The exercise asks for every line of the data to be reproduced exactly.

....

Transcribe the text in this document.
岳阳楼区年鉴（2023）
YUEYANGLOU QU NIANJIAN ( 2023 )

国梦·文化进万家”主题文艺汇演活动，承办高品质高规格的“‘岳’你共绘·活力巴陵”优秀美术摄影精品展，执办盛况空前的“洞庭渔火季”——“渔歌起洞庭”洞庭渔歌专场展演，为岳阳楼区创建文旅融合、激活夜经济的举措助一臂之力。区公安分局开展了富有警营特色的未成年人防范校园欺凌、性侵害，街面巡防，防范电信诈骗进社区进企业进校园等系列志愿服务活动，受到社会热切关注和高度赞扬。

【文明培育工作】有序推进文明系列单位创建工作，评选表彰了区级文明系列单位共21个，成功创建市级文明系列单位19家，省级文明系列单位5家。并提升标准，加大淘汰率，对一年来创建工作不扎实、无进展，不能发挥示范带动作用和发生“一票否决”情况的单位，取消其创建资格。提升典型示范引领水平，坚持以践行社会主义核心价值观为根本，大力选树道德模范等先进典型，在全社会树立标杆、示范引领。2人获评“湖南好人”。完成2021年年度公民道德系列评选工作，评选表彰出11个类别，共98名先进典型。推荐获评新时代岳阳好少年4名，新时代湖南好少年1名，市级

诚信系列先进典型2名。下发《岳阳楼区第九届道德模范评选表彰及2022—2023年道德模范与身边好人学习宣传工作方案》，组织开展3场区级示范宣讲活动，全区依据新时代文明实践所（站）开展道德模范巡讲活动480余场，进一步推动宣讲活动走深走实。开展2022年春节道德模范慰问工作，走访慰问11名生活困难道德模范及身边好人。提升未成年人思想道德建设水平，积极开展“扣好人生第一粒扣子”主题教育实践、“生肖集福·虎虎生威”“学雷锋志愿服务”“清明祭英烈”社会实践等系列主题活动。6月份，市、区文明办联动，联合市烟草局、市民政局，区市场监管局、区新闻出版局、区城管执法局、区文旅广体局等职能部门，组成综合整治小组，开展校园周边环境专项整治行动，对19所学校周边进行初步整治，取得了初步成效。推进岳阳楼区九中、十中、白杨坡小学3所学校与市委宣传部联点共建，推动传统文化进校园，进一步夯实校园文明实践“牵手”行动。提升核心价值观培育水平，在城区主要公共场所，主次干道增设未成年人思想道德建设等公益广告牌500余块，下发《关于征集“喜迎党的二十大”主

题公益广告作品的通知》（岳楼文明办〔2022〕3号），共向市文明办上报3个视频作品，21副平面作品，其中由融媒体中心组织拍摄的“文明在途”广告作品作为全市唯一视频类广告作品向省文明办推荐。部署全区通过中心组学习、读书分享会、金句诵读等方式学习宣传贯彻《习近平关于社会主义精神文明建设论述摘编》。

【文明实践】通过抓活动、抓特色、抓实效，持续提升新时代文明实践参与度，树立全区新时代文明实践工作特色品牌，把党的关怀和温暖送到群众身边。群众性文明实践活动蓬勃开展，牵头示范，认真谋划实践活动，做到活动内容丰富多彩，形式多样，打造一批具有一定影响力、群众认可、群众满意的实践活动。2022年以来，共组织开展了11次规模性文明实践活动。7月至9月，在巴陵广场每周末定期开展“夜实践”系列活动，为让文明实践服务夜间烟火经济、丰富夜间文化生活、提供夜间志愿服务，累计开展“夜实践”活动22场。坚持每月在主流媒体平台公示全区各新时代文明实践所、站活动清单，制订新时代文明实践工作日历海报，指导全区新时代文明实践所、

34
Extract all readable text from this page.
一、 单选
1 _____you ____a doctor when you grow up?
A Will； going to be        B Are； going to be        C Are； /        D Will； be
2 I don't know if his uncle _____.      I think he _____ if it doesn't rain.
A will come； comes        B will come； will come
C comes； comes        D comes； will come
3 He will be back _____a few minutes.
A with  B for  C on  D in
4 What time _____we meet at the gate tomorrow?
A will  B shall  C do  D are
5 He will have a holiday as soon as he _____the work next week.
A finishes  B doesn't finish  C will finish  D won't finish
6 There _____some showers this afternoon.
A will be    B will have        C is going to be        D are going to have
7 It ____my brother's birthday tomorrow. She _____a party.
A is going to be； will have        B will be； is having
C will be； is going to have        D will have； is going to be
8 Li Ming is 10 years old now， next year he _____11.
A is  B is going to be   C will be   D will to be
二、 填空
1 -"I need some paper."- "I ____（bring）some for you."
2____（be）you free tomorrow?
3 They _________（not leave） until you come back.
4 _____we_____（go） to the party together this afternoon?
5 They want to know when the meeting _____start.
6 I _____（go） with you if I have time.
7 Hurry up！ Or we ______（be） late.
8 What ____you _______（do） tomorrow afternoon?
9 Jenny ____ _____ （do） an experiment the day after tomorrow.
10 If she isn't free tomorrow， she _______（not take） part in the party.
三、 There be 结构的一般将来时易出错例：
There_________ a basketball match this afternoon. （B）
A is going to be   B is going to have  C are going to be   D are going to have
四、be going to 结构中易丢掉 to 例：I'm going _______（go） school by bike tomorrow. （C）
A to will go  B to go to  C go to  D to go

....

• EXERCISE RESULT:
Transcribe the text in this document.
岳阳楼区年鉴（2023）
YUEYANGLOU QU NIANJIAN ( 2023 )

国梦·文化进万家”主题文艺汇演活动，承办高品质高规格的“‘岳’你共绘·活力巴陵”优秀美术摄影精品展，执办盛况空前的“洞庭渔火季”——“渔歌起洞庭”洞庭渔歌专场展演，为岳阳楼区创建文旅融合、激活夜经济的举措助一臂之力。区公安分局开展了富有警营特色的未成年人防范校园欺凌、性侵害，街面巡防，防范电信诈骗进社区进企业进校园等系列志愿服务活动，受到社会热切关注和高度赞扬。

【文明培育工作】有序推进文明系列单位创建工作，评选表彰了区级文明系列单位共21个，成功创建市级文明系列单位19家，省级文明系列单位5家。并提升标准，加大淘汰率，对一年来创建工作不扎实、无进展，不能发挥示范带动作用和发生“一票否决”情况的单位，取消其创建资格。提升典型示范引领水平，坚持以践行社会主义核心价值观为根本，大力选树道德模范等先进典型，在全社会树立标杆、示范引领。2人获评“湖南好人”。完成2021年年度公民道德系列评选工作，评选表彰出11个类别，共98名先进典型。推荐获评新时代岳阳好少年4名，新时代湖南好少年1名，市级

诚信系列先进典型2名。下发《岳阳楼区第九届道德模范评选表彰及2022—2023年道德模范与身边好人学习宣传工作方案》，组织开展3场区级示范宣讲活动，全区依据新时代文明实践所（站）开展道德模范巡讲活动480余场，进一步推动宣讲活动走深走实。开展2022年春节道德模范慰问工作，走访慰问11名生活困难道德模范及身边好人。提升未成年人思想道德建设水平，积极开展“扣好人生第一粒扣子”主题教育实践、“生肖集福·虎虎生威”“学雷锋志愿服务”“清明祭英烈”社会实践等系列主题活动。6月份，市、区文明办联动，联合市烟草局、市民政局，区市场监管局、区新闻出版局、区城管执法局、区文旅广体局等职能部门，组成综合整治小组，开展校园周边环境专项整治行动，对19所学校周边进行初步整治，取得了初步成效。推进岳阳楼区九中、十中、白杨坡小学3所学校与市委宣传部联点共建，推动传统文化进校园，进一步夯实校园文明实践“牵手”行动。提升核心价值观培育水平，在城区主要公共场所，主次干道增设未成年人思想道德建设等公益广告牌500余块，下发《关于征集“喜迎党的二十大”主

题公益广告作品的通知》（岳楼文明办〔2022〕3号），共向市文明办上报3个视频作品，21副平面作品，其中由融媒体中心组织拍摄的“文明在途”广告作品作为全市唯一视频类广告作品向省文明办推荐。部署全区通过中心组学习、读书分享会、金句诵读等方式学习宣传贯彻《习近平关于社会主义精神文明建设论述摘编》。

【文明实践】通过抓活动、抓特色、抓实效，持续提升新时代文明实践参与度，树立全区新时代文明实践工作特色品牌，把党的关怀和温暖送到群众身边。群众性文明实践活动蓬勃开展，牵头示范，认真谋划实践活动，做到活动内容丰富多彩，形式多样，打造一批具有一定影响力、群众认可、群众满意的实践活动。2022年以来，共组织开展了11次规模性文明实践活动。7月至9月，在巴陵广场每周末定期开展“夜实践”系列活动，为让文明实践服务夜间烟火经济、丰富夜间文化生活、提供夜间志愿服务，累计开展“夜实践”活动22场。坚持每月在主流媒体平台公示全区各新时代文明实践所、站活动清单，制订新时代文明实践工作日历海报，指导全区新时代文明实践所、

34
Extract all readable text from this page.
一、 单选
1 _____you ____a doctor when you grow up?
A Will； going to be        B Are； going to be        C Are； /        D Will； be
2 I don't know if his uncle _____.      I think he _____ if it doesn't rain.
A will come； comes        B will come； will come
C comes； comes        D comes； will come
3 He will be back _____a few minutes.
A with  B for  C on  D in
4 What time _____we meet at the gate tomorrow?
A will  B shall  C do  D are
5 He will have a holiday as soon as he _____the work next week.
A finishes  B doesn't finish  C will finish  D won't finish
6 There _____some showers this afternoon.
A will be    B will have        C is going to be        D are going to have
7 It ____my brother's birthday tomorrow. She _____a party.
A is going to be； will have        B will be； is having
C will be； is going to have        D will have； is going to be
8 Li Ming is 10 years old now， next year he _____11.
A is  B is going to be   C will be   D will to be
二、 填空
1 -"I need some paper."- "I ____（bring）some for you."
2____（be）you free tomorrow?
3 They _________（not leave） until you come back.
4 _____we_____（go） to the party together this afternoon?
5 They want to know when the meeting _____start.
6 I _____（go） with you if I have time.
7 Hurry up！ Or we ______（be） late.
8 What ____you _______（do） tomorrow afternoon?
9 Jenny ____ _____ （do） an experiment the day after tomorrow.
10 If she isn't free tomorrow， she _______（not take） part in the party.
三、 There be 结构的一般将来时易出错例：
There_________ a basketball match this afternoon. （B）
A is going to be   B is going to have  C are going to be   D are going to have
四、be going to 结构中易丢掉 to 例：I'm going _______（go） school by bike tomorrow. （C）
A to will go  B to go to  C go to  D to go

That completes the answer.